§ PASSAGE
## BEGIN
According to Cumberbatch, 40, “He’s such an iconic character. He’s been loved worldwide for the last 129 years. There is something very peculiar and eccentric about him that makes him essentially English and absolutely universal at the same time. He is the most filmed literary character of all time. It’s a lot to live up to. No pressure, then!”
Since Sherlock was first broadcast on BBC1 in 2010, the magnitude of the fans’ commitment has even taken the show’s producers by surprise. Gatiss, who dreamt up the premise of relocating Sherlock from the Victorian era to the present day with Moffat on the train somewhere between their other job on the Doctor Who set in South Wales and their homes in London, takes up the theme. “I was actually answering some fan mail this morning.
“Some of it was so old, I was ashamed. I had to start telling lies about how packages of letters got mislaid! But from China to Russia, the devotion is astonishing. You get some very moving letters about how the show has affected people’s lives. Some have had depression that has lifted or made friends through it. It’s very gratifying to have had that effect – just by making 10 episodes!”
Gatiss, 50, who has also enjoyed success with the comedy troupe, The League of Gentlemen, adds that, “As huge Sherlock Holmes fans, Steven and I find it amazing that we have the privilege of holding the keys to Baker Street for a while and of making a show that has struck such a nerve. We could never have predicted the scale of it. Ever since the pilot, we’ve always been proud of it, but the international scope of it is mind-blowing and daunting!
## END
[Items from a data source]
## BEGIN
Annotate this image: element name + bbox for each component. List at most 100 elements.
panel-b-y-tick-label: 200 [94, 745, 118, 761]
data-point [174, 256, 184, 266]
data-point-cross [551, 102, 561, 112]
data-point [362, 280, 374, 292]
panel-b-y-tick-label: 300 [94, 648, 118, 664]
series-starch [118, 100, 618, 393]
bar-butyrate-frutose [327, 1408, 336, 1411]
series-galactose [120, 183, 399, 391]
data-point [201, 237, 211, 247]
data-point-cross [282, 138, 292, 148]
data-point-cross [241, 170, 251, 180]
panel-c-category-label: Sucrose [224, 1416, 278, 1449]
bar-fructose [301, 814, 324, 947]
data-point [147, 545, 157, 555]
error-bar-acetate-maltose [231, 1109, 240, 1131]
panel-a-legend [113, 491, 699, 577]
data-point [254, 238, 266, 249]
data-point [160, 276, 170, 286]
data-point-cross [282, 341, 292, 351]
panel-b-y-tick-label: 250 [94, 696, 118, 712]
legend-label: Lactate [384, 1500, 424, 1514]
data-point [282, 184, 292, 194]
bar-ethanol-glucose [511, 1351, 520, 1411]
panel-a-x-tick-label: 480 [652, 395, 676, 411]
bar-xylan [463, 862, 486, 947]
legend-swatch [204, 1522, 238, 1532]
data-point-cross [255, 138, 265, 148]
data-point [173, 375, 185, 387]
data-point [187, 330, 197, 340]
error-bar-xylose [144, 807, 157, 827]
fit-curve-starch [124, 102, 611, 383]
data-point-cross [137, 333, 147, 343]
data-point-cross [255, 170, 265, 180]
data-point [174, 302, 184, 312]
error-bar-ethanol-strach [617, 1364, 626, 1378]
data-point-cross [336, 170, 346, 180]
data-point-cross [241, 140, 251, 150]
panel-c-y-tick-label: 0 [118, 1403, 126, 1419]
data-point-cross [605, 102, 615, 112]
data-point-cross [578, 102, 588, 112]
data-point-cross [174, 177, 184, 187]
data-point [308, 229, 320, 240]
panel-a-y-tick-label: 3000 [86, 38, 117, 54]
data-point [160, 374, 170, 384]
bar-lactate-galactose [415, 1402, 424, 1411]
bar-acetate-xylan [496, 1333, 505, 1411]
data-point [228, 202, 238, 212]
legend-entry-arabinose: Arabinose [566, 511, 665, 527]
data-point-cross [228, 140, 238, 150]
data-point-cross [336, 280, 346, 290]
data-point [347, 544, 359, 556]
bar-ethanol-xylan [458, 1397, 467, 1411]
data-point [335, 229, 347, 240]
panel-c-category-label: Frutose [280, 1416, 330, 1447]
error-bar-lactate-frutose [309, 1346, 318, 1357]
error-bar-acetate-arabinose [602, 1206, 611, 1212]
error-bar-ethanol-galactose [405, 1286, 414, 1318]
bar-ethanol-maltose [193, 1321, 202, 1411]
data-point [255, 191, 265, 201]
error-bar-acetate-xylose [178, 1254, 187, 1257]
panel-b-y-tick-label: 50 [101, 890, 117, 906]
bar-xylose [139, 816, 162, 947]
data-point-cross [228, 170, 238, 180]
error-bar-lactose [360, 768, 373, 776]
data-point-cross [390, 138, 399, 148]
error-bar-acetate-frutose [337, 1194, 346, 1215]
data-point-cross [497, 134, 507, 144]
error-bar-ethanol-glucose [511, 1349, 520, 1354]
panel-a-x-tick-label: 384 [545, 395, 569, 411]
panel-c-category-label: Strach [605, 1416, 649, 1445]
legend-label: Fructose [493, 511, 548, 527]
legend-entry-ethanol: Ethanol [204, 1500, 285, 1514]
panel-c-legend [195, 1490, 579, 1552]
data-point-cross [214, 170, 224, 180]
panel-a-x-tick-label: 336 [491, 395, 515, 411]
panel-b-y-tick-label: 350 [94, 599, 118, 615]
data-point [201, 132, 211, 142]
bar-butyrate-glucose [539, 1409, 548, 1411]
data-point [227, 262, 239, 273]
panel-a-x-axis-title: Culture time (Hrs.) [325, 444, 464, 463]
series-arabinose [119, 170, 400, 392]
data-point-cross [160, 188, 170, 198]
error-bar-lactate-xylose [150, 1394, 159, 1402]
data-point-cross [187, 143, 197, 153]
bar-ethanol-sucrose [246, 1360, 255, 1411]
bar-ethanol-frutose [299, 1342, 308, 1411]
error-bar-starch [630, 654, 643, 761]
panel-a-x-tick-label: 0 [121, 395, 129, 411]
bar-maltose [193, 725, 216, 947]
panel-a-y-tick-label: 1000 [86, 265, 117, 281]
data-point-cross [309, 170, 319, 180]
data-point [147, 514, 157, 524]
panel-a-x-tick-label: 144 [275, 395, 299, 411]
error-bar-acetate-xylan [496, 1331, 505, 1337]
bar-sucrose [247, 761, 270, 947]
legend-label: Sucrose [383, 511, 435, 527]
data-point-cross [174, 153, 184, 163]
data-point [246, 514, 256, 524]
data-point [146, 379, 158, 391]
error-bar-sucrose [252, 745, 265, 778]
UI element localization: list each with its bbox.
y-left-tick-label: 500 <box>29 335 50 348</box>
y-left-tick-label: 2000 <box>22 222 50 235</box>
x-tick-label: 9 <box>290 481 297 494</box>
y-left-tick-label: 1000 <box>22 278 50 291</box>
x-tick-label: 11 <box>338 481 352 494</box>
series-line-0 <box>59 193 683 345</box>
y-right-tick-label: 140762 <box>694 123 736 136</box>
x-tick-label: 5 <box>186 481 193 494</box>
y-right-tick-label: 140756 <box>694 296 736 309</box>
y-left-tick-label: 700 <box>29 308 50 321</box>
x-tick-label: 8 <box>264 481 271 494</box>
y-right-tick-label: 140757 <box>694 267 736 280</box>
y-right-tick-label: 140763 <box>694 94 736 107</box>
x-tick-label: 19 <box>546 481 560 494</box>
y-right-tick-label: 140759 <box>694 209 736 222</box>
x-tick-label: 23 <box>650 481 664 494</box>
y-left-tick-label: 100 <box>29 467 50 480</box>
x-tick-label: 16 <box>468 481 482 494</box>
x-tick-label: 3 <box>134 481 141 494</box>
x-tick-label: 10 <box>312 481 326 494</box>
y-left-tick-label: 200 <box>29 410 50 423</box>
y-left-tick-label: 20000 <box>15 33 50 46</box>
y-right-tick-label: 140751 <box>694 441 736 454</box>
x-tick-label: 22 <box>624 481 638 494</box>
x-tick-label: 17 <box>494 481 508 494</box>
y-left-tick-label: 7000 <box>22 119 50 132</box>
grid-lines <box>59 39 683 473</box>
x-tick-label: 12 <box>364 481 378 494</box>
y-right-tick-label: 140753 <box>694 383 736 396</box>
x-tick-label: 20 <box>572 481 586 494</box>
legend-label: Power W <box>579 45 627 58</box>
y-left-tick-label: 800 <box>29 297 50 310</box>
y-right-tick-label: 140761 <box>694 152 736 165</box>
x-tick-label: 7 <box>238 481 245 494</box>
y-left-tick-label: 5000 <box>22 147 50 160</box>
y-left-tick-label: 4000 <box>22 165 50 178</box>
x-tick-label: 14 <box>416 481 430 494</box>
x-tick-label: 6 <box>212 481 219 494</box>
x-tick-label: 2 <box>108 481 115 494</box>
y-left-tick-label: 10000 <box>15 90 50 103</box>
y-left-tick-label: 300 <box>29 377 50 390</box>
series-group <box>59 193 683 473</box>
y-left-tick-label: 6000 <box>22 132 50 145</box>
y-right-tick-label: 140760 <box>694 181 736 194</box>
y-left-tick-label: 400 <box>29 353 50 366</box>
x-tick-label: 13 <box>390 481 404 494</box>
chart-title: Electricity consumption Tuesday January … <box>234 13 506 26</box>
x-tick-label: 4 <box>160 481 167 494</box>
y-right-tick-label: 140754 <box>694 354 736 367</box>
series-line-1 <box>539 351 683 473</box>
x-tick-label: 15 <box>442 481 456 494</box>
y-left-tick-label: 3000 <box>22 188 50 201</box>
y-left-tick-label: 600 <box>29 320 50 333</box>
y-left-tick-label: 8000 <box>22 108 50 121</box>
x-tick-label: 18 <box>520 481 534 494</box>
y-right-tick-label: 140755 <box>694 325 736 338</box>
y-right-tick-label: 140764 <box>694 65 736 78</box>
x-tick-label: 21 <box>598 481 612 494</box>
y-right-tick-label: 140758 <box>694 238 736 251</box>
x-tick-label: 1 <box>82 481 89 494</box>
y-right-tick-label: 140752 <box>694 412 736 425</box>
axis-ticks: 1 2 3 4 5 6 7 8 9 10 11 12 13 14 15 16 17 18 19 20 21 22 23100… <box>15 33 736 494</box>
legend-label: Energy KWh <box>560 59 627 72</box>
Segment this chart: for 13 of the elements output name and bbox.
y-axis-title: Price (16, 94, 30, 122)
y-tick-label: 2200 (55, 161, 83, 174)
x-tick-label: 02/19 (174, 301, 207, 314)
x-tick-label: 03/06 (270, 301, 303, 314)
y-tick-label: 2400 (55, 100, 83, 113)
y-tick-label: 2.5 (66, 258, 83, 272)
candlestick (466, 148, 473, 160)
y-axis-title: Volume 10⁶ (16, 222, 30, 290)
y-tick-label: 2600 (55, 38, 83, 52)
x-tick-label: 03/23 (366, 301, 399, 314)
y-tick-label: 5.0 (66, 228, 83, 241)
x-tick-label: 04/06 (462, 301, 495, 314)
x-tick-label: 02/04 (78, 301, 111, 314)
## END
§ OBJECTIVE
Carry on the passage about the Sherlock television series from the point where it stops. The records were taken from a different source.

§ TASK ANSWER
“It’s like bottled lightning. Something happened the moment the writing and the casting came together. It’s just one of those shows. It will never happen again. We’ve all had hits before, but this is a phenomenon that sparked at just the right time.”
So in a suitably Sherlockian manner, let us try to deduce the reasons why this particular version of Conan Doyle has chimed with audiences everywhere. Moffat thinks the casting of the two central characters is key. “We’ve probably got the moment on tape. Among several Watsons, Martin had a chance to audition with Benedict. The moment we saw them acting together for the first time, we knew that was the show right there.”
That chemistry between the two leads is what continues to make this iteration of Sherlock so compelling. Cumberbatch, who has also recently starred in the new Marvel movie, Dr Strange, affirms that, “People just love the relationship between Sherlock and John.
”They’re both very self-aware and affectionate, but also very truthful with one another. There are a really complementary team. John humanises Sherlock, and Sherlock gives John a shot of adrenaline and adventure and the chance to live a life less ordinary. That’s a very potent combination.”
Cumberbatch carries on that, “The relationship with John draws Sherlock back to the human realm, from which he has been distanced for a big portion of his life. It makes him a better detective and a better human being.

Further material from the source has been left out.